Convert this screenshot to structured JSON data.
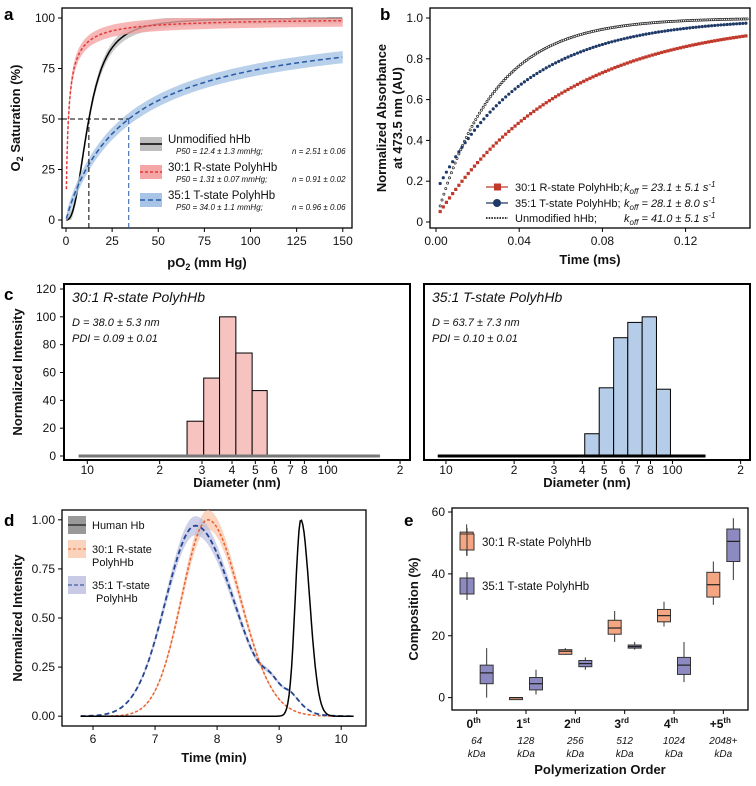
{
  "chart_data": [
    {
      "panel": "a",
      "type": "line",
      "xlabel": "pO2 (mm Hg)",
      "ylabel": "O2 Saturation (%)",
      "xlim": [
        0,
        155
      ],
      "ylim": [
        0,
        100
      ],
      "xticks": [
        0,
        25,
        50,
        75,
        100,
        125,
        150
      ],
      "yticks": [
        0,
        25,
        50,
        75,
        100
      ],
      "p50_reference_y": 50,
      "series": [
        {
          "name": "Unmodified hHb",
          "p50": 12.4,
          "n": 2.51,
          "color": "#000000",
          "legend_line1": "Unmodified hHb",
          "legend_sub": "P50 = 12.4 ± 1.3 mmHg;",
          "legend_n": "n = 2.51 ± 0.06"
        },
        {
          "name": "30:1 R-state PolyhHb",
          "p50": 1.31,
          "n": 0.91,
          "color": "#e23a3a",
          "legend_line1": "30:1 R-state PolyhHb",
          "legend_sub": "P50 = 1.31 ± 0.07 mmHg;",
          "legend_n": "n = 0.91 ± 0.02"
        },
        {
          "name": "35:1 T-state PolyhHb",
          "p50": 34.0,
          "n": 0.96,
          "color": "#2a5aa8",
          "legend_line1": "35:1 T-state PolyhHb",
          "legend_sub": "P50 = 34.0 ± 1.1 mmHg;",
          "legend_n": "n = 0.96 ± 0.06"
        }
      ]
    },
    {
      "panel": "b",
      "type": "scatter",
      "xlabel": "Time (ms)",
      "ylabel_line1": "Normalized Absorbance",
      "ylabel_line2": "at 473.5 nm (AU)",
      "xlim": [
        0,
        0.15
      ],
      "ylim": [
        0,
        1
      ],
      "xticks": [
        0.0,
        0.04,
        0.08,
        0.12
      ],
      "xticklabels": [
        "0.00",
        "0.04",
        "0.08",
        "0.12"
      ],
      "yticks": [
        0,
        0.2,
        0.4,
        0.6,
        0.8,
        1.0
      ],
      "yticklabels": [
        "0",
        "0.2",
        "0.4",
        "0.6",
        "0.8",
        "1.0"
      ],
      "series": [
        {
          "name": "30:1 R-state PolyhHb;",
          "koff": "k",
          "koff_sub": "off",
          "koff_val": "= 23.1 ± 5.1 s",
          "koff_exp": "-1",
          "rate": 16.2,
          "start": 0.02,
          "color": "#c0392b",
          "marker": "square"
        },
        {
          "name": "35:1 T-state PolyhHb;",
          "koff": "k",
          "koff_sub": "off",
          "koff_val": "= 28.1 ± 8.0 s",
          "koff_exp": "-1",
          "rate": 23.5,
          "start": 0.15,
          "color": "#1f3a68",
          "marker": "circle"
        },
        {
          "name": "Unmodified hHb;",
          "koff": "k",
          "koff_sub": "off",
          "koff_val": "= 41.0 ± 5.1 s",
          "koff_exp": "-1",
          "rate": 36.0,
          "start": 0.01,
          "color": "#222222",
          "marker": "diamond"
        }
      ]
    },
    {
      "panel": "c-left",
      "type": "bar",
      "title": "30:1 R-state PolyhHb",
      "annot1": "D = 38.0 ± 5.3 nm",
      "annot2": "PDI = 0.09 ± 0.01",
      "xlabel": "Diameter (nm)",
      "ylabel": "Normalized Intensity",
      "xscale": "log",
      "xlim": [
        8,
        220
      ],
      "ylim": [
        0,
        120
      ],
      "yticks": [
        0,
        20,
        40,
        60,
        80,
        100,
        120
      ],
      "xticks": [
        10,
        20,
        30,
        40,
        50,
        60,
        70,
        80,
        100,
        200
      ],
      "xticklabels": [
        "10",
        "2",
        "3",
        "4",
        "5",
        "6",
        "7",
        "8",
        "100",
        "2"
      ],
      "bins": [
        {
          "lo": 26.0,
          "hi": 30.5,
          "value": 25
        },
        {
          "lo": 30.5,
          "hi": 35.5,
          "value": 56
        },
        {
          "lo": 35.5,
          "hi": 41.5,
          "value": 100
        },
        {
          "lo": 41.5,
          "hi": 48.5,
          "value": 74
        },
        {
          "lo": 48.5,
          "hi": 56.0,
          "value": 47
        }
      ],
      "baseline": [
        9.2,
        165
      ],
      "color": "#f7c3c1"
    },
    {
      "panel": "c-right",
      "type": "bar",
      "title": "35:1 T-state PolyhHb",
      "annot1": "D = 63.7 ± 7.3 nm",
      "annot2": "PDI = 0.10 ± 0.01",
      "xlabel": "Diameter (nm)",
      "xscale": "log",
      "xlim": [
        8,
        220
      ],
      "ylim": [
        0,
        120
      ],
      "xticks": [
        10,
        20,
        30,
        40,
        50,
        60,
        70,
        80,
        100,
        200
      ],
      "xticklabels": [
        "10",
        "2",
        "3",
        "4",
        "5",
        "6",
        "7",
        "8",
        "100",
        "2"
      ],
      "bins": [
        {
          "lo": 41.0,
          "hi": 47.5,
          "value": 16
        },
        {
          "lo": 47.5,
          "hi": 55.0,
          "value": 49
        },
        {
          "lo": 55.0,
          "hi": 63.5,
          "value": 85
        },
        {
          "lo": 63.5,
          "hi": 73.5,
          "value": 96
        },
        {
          "lo": 73.5,
          "hi": 85.0,
          "value": 100
        },
        {
          "lo": 85.0,
          "hi": 98.0,
          "value": 48
        }
      ],
      "baseline": [
        9.2,
        140
      ],
      "color": "#b5cde9"
    },
    {
      "panel": "d",
      "type": "line",
      "xlabel": "Time (min)",
      "ylabel": "Normalized Intensity",
      "xlim": [
        5.5,
        10.4
      ],
      "ylim": [
        -0.05,
        1.05
      ],
      "xticks": [
        6,
        7,
        8,
        9,
        10
      ],
      "yticks": [
        0,
        0.25,
        0.5,
        0.75,
        1.0
      ],
      "yticklabels": [
        "0.00",
        "0.25",
        "0.50",
        "0.75",
        "1.00"
      ],
      "series": [
        {
          "name": "Human Hb",
          "color": "#000000"
        },
        {
          "name_line1": "30:1 R-state",
          "name_line2": "PolyhHb",
          "color": "#e8612c"
        },
        {
          "name_line1": "35:1 T-state",
          "name_line2": "PolyhHb",
          "color": "#23468f"
        }
      ]
    },
    {
      "panel": "e",
      "type": "box",
      "xlabel": "Polymerization Order",
      "ylabel": "Composition (%)",
      "ylim": [
        -4,
        60
      ],
      "yticks": [
        0,
        20,
        40,
        60
      ],
      "categories": [
        {
          "label": "0",
          "sup": "th",
          "mw": "64",
          "unit": "kDa"
        },
        {
          "label": "1",
          "sup": "st",
          "mw": "128",
          "unit": "kDa"
        },
        {
          "label": "2",
          "sup": "nd",
          "mw": "256",
          "unit": "kDa"
        },
        {
          "label": "3",
          "sup": "rd",
          "mw": "512",
          "unit": "kDa"
        },
        {
          "label": "4",
          "sup": "th",
          "mw": "1024",
          "unit": "kDa"
        },
        {
          "label": "+5",
          "sup": "th",
          "mw": "2048+",
          "unit": "kDa"
        }
      ],
      "series": [
        {
          "name": "30:1 R-state PolyhHb",
          "color": "#f4a582",
          "boxes": [
            {
              "min": 46,
              "q1": 48.5,
              "med": 51,
              "q3": 53.5,
              "max": 56
            },
            {
              "min": 0,
              "q1": 0,
              "med": 0,
              "q3": 0,
              "max": 0
            },
            {
              "min": 14,
              "q1": 14,
              "med": 15,
              "q3": 15.5,
              "max": 16
            },
            {
              "min": 18,
              "q1": 20.5,
              "med": 22.5,
              "q3": 25,
              "max": 28
            },
            {
              "min": 23,
              "q1": 24.5,
              "med": 26.5,
              "q3": 28.5,
              "max": 31
            },
            {
              "min": 30,
              "q1": 32.5,
              "med": 36.5,
              "q3": 40.5,
              "max": 44
            }
          ]
        },
        {
          "name": "35:1 T-state PolyhHb",
          "color": "#8c8ac0",
          "boxes": [
            {
              "min": 0,
              "q1": 4.5,
              "med": 8,
              "q3": 10.5,
              "max": 16
            },
            {
              "min": 1,
              "q1": 2.5,
              "med": 4.5,
              "q3": 6.5,
              "max": 9
            },
            {
              "min": 9,
              "q1": 10,
              "med": 11,
              "q3": 12,
              "max": 13
            },
            {
              "min": 15.5,
              "q1": 16,
              "med": 16.5,
              "q3": 17,
              "max": 18
            },
            {
              "min": 5,
              "q1": 7.5,
              "med": 10.5,
              "q3": 13,
              "max": 18
            },
            {
              "min": 38,
              "q1": 44,
              "med": 50.5,
              "q3": 54.5,
              "max": 58
            }
          ]
        }
      ]
    }
  ],
  "panel_labels": [
    "a",
    "b",
    "c",
    "d",
    "e"
  ]
}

══════

To be done
Scan the listing above. Collect all lines with the word "mmHg".

Exercise result
          "legend_sub": "P50 = 12.4 ± 1.3 mmHg;",
          "legend_sub": "P50 = 1.31 ± 0.07 mmHg;",
          "legend_sub": "P50 = 34.0 ± 1.1 mmHg;",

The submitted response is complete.